* **Data provided**
****
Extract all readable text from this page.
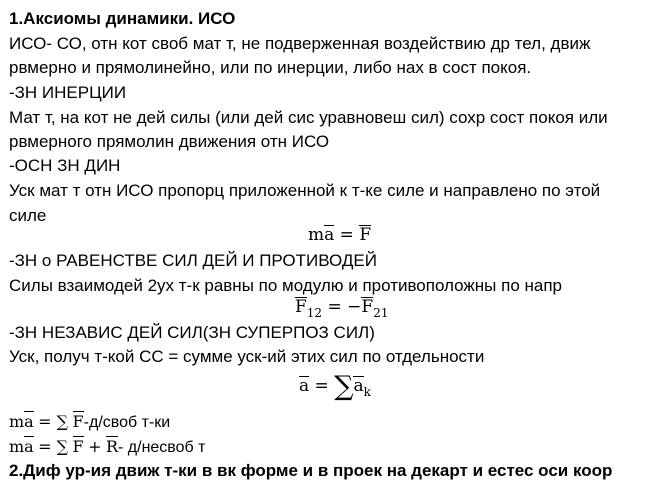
1.Аксиомы динамики. ИСО
ИСО- СО, отн кот своб мат т, не подверженная воздействию др тел, движ
рвмерно и прямолинейно, или по инерции, либо нах в сост покоя.
-ЗН ИНЕРЦИИ
Мат т, на кот не дей силы (или дей сис уравновеш сил) сохр сост покоя или
рвмерного прямолин движения отн ИСО
-ОСН ЗН ДИН
Уск мат т отн ИСО пропорц приложенной к т-ке силе и направлено по этой
силе
ma = F
-ЗН о РАВЕНСТВЕ СИЛ ДЕЙ И ПРОТИВОДЕЙ
Силы взаимодей 2ух т-к равны по модулю и противоположны по напр
$F_{12} = -F_{21}$
-ЗН НЕЗАВИС ДЕЙ СИЛ(ЗН СУПЕРПОЗ СИЛ)
Уск, получ т-кой СС = сумме уск-ий этих сил по отдельности
$a = \sum a_k$
ma = ∑ F-д/своб т-ки
ma = ∑ F + R- д/несвоб т
2.Диф ур-ия движ т-ки в вк форме и в проек на декарт и естес оси коор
****
* **Objective**
Pull out every line containing "силе".

* **Written reply**
Уск мат т отн ИСО пропорц приложенной к т-ке силе и направлено по этой
силе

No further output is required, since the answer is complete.